Goal
Indicate only the number of lines in the listing below in which the word "стоп" appears.

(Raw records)

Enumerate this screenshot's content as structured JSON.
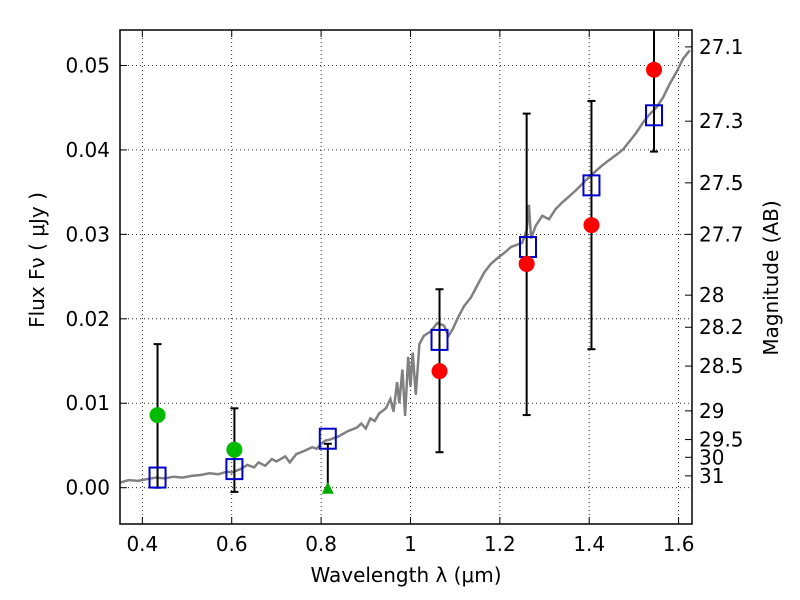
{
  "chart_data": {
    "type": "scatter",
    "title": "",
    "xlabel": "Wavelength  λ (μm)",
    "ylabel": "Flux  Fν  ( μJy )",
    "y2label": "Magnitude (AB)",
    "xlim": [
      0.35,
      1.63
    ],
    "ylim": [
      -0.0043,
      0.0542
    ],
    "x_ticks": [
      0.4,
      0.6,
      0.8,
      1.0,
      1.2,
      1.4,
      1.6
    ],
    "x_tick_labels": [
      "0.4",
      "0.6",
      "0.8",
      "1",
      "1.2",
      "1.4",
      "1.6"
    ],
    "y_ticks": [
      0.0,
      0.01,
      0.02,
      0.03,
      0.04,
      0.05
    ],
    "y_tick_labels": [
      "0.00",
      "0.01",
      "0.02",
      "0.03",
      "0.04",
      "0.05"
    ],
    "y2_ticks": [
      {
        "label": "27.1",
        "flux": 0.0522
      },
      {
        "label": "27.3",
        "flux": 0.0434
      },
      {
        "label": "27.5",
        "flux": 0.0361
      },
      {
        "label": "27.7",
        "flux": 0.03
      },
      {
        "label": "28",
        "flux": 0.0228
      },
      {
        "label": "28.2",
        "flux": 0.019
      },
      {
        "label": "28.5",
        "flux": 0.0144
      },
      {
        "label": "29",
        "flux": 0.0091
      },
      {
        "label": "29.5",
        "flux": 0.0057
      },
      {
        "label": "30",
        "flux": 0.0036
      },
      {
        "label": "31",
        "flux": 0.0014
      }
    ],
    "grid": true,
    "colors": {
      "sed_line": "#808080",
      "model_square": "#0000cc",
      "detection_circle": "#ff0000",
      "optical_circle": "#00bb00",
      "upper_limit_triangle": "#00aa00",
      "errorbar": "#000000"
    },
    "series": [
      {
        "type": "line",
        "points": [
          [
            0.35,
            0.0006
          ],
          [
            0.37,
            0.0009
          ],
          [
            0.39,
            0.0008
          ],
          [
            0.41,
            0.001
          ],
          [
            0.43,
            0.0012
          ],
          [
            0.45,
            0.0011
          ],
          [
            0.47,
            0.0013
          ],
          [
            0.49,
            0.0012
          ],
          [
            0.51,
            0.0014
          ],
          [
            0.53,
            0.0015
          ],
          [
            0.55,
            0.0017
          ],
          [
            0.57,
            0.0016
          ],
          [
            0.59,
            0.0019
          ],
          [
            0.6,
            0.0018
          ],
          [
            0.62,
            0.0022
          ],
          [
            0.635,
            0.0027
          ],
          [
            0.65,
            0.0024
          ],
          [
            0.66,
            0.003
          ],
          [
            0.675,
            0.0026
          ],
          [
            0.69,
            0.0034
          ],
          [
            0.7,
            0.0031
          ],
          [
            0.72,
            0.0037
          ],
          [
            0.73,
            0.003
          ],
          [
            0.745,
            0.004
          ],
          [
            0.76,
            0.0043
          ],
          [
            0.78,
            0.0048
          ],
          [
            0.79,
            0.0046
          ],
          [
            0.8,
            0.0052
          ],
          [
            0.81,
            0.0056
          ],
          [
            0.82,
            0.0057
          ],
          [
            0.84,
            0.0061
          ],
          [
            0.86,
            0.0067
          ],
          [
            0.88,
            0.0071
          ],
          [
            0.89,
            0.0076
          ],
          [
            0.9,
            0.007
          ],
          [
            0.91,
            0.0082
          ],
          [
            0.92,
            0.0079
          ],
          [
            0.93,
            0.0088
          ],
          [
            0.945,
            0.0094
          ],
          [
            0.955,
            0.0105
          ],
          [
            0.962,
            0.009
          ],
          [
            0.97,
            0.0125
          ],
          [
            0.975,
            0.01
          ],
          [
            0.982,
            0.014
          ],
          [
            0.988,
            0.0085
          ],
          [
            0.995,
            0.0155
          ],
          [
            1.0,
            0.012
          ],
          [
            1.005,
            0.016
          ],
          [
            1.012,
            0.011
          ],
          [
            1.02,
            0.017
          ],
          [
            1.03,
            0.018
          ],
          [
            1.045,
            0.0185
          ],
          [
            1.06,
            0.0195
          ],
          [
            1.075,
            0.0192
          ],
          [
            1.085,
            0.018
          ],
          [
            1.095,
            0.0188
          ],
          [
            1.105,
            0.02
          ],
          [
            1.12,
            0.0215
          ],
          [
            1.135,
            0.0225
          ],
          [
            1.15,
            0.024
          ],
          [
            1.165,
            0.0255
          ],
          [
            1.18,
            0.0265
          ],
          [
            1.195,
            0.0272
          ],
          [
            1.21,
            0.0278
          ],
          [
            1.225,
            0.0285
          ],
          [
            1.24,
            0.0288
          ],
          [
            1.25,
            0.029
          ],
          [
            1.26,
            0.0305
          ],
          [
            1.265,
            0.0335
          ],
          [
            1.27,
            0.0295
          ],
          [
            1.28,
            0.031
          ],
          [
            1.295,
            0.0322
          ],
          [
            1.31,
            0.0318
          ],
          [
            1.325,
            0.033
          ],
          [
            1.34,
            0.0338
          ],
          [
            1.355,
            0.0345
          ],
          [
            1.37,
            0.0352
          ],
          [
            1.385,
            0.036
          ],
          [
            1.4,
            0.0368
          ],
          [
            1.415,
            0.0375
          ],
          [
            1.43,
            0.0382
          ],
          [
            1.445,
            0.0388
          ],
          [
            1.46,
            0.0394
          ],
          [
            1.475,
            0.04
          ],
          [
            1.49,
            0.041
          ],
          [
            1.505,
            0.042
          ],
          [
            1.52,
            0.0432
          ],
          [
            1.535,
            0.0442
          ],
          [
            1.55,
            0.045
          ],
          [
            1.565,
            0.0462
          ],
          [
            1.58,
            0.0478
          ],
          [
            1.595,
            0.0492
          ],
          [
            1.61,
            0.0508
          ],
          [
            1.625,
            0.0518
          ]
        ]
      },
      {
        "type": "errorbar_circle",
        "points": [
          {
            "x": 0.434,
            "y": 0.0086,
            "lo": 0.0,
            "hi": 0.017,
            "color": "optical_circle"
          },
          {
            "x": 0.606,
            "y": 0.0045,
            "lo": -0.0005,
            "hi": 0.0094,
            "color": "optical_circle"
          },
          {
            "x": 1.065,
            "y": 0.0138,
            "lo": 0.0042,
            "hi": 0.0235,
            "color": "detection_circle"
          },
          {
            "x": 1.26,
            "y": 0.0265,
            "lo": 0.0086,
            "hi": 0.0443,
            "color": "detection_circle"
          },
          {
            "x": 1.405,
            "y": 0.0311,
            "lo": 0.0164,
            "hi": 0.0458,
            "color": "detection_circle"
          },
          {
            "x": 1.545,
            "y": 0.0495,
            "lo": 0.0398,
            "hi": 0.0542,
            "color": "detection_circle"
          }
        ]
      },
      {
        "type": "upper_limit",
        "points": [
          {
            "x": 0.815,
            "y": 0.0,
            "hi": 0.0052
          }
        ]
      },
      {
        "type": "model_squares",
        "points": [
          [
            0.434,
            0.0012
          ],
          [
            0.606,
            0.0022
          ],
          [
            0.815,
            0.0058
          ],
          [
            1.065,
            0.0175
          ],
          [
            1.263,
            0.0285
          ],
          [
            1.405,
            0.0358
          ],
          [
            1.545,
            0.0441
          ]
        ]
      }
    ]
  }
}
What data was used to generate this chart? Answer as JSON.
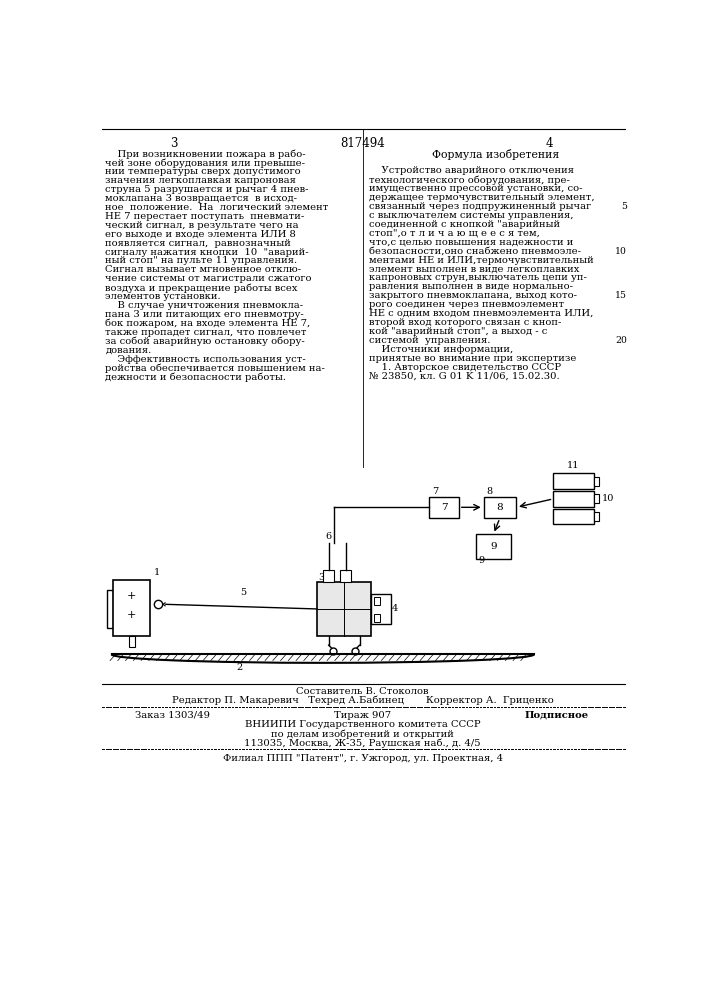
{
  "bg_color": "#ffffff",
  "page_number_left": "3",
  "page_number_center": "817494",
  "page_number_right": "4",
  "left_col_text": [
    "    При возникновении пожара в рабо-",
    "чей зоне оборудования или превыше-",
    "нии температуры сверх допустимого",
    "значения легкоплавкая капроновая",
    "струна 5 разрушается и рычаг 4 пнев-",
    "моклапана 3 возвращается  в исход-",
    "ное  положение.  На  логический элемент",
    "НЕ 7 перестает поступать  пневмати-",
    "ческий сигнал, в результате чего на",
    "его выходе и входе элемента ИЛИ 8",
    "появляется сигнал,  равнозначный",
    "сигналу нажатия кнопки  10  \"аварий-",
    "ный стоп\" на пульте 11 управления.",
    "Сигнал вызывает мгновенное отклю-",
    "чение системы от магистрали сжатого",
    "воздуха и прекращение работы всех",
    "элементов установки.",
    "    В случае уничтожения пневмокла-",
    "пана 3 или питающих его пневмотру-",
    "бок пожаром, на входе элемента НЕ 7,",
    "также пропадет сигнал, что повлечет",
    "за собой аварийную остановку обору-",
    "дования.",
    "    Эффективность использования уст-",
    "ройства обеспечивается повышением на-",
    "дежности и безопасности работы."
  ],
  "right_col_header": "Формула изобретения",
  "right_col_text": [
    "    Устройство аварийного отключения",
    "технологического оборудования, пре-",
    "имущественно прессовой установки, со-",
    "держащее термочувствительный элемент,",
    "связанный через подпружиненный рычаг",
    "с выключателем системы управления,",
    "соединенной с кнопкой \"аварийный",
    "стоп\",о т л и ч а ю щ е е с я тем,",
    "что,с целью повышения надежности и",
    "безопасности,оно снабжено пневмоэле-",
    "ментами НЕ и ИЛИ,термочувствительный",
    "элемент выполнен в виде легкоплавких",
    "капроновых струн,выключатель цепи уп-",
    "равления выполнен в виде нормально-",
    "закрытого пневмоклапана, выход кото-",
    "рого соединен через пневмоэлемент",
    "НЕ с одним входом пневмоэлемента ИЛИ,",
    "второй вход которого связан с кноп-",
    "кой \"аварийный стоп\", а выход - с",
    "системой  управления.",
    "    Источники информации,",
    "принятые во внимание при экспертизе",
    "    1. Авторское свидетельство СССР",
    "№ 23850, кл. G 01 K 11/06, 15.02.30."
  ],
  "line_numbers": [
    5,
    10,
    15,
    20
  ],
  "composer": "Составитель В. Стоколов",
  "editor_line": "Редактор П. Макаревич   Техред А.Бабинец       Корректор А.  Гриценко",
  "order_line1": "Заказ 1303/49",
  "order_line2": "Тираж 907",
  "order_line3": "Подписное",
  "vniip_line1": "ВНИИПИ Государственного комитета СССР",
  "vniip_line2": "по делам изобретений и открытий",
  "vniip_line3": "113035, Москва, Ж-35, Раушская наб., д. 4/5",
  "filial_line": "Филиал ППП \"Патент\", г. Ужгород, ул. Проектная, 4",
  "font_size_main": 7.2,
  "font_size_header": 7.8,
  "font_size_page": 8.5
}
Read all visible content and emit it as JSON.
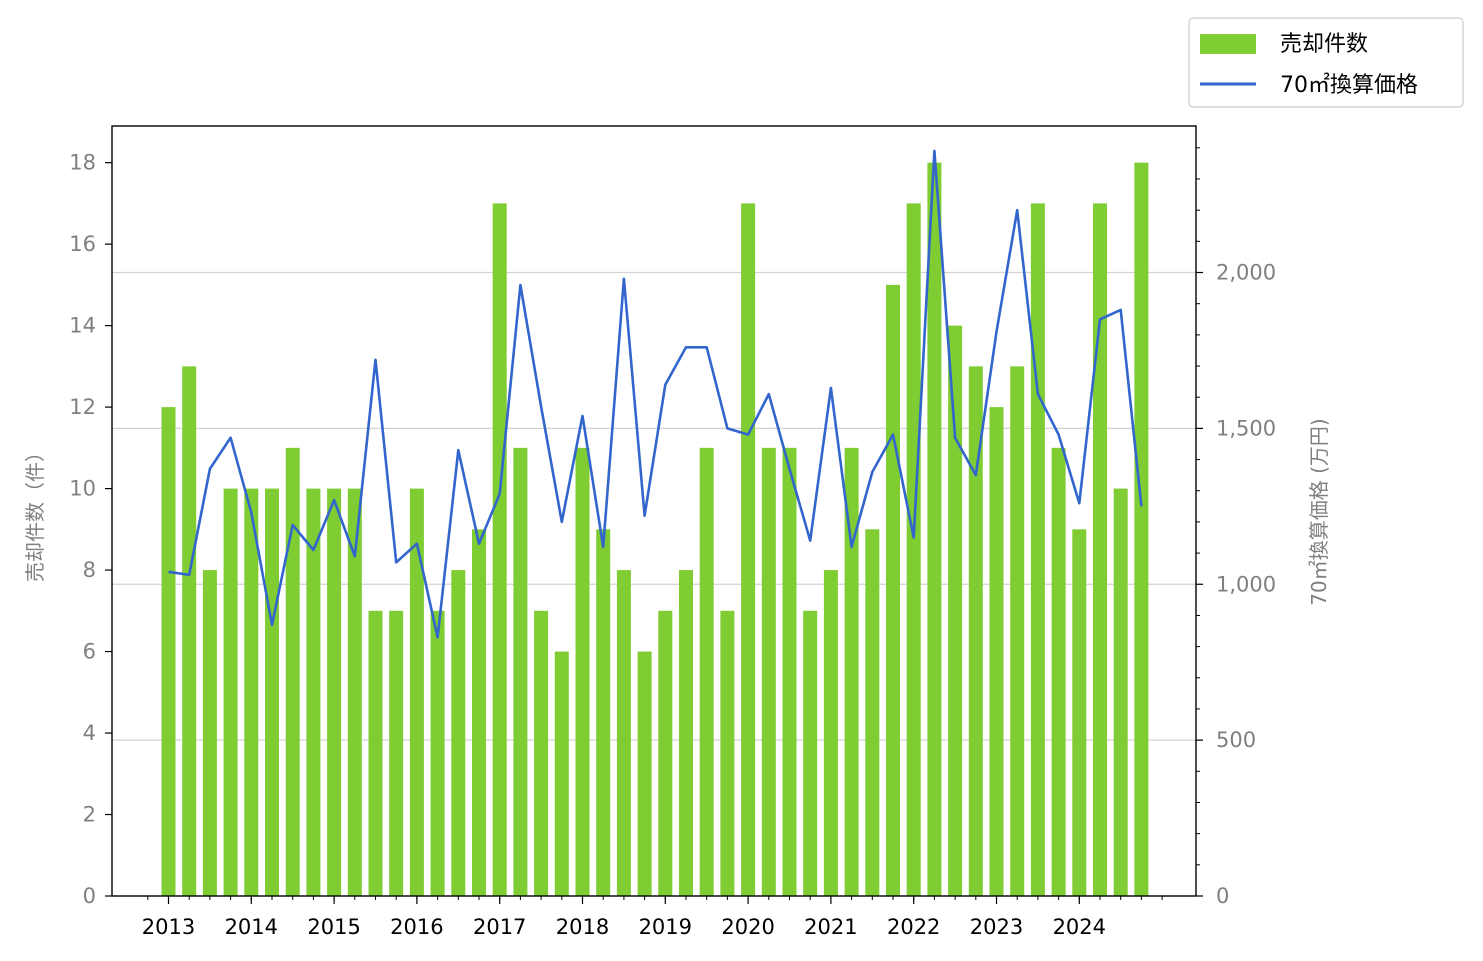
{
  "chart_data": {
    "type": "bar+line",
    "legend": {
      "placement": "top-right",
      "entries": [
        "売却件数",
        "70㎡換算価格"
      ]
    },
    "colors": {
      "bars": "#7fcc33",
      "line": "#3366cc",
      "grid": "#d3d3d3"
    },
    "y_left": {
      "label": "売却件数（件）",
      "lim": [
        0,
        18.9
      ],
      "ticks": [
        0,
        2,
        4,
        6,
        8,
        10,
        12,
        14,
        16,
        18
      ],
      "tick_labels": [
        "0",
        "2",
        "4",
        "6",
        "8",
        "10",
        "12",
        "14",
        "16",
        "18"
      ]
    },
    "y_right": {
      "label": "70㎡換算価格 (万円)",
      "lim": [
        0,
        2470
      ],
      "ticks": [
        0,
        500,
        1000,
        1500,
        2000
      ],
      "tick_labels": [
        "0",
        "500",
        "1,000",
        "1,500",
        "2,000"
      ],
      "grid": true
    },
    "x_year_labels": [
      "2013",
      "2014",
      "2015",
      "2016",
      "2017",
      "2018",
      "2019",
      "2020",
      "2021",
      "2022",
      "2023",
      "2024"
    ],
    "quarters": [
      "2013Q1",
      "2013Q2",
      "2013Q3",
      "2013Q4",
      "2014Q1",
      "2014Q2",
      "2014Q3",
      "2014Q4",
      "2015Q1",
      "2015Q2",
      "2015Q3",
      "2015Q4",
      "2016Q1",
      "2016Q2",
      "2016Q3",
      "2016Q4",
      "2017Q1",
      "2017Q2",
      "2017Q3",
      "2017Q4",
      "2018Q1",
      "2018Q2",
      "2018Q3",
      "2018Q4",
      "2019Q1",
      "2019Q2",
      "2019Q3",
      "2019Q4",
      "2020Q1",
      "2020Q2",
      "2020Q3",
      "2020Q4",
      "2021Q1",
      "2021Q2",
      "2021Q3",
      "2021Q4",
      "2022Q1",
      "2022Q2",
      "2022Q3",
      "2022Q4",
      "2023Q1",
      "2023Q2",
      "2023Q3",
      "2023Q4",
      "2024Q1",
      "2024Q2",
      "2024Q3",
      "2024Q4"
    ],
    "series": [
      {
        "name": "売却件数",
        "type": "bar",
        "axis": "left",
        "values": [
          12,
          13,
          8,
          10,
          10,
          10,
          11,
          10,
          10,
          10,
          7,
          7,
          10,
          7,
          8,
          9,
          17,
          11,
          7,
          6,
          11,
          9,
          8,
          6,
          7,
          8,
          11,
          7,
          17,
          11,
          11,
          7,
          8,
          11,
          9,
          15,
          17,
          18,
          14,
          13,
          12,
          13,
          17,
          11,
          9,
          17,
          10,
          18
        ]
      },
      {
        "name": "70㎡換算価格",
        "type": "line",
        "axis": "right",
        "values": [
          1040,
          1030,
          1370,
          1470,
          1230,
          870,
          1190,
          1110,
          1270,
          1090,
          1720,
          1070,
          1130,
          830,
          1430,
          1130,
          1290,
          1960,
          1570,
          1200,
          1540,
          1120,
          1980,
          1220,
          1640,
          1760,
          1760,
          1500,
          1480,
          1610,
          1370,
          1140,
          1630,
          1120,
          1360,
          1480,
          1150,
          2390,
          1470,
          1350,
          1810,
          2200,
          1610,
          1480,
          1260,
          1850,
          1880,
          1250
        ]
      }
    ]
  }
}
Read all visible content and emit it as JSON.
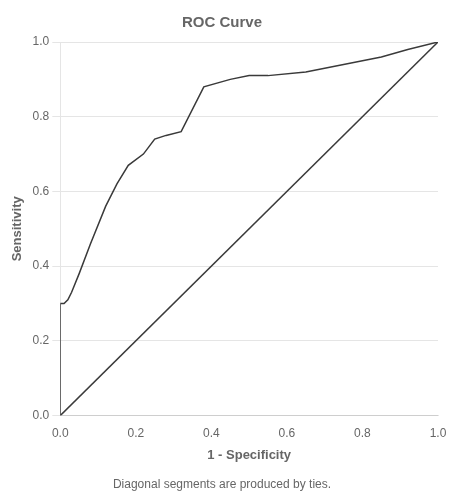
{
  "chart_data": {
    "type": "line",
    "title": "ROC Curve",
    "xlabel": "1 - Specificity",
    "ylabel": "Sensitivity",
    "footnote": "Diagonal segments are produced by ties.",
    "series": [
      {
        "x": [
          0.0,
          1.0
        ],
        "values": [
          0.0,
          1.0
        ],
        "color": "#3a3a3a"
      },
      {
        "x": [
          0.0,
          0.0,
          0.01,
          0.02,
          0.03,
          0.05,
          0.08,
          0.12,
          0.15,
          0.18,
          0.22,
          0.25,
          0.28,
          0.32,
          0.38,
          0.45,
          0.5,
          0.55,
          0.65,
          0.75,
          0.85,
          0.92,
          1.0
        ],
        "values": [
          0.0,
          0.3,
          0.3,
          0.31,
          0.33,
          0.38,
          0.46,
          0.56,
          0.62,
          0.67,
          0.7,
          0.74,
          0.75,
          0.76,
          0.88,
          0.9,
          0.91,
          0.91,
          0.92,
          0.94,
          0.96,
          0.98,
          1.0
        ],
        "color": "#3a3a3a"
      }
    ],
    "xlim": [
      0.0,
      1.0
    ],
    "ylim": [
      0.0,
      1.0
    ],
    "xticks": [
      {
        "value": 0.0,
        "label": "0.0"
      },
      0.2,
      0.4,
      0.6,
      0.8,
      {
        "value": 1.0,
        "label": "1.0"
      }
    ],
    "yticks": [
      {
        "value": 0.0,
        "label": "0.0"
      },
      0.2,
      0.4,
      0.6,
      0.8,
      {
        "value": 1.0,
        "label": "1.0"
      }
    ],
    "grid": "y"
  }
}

Result
3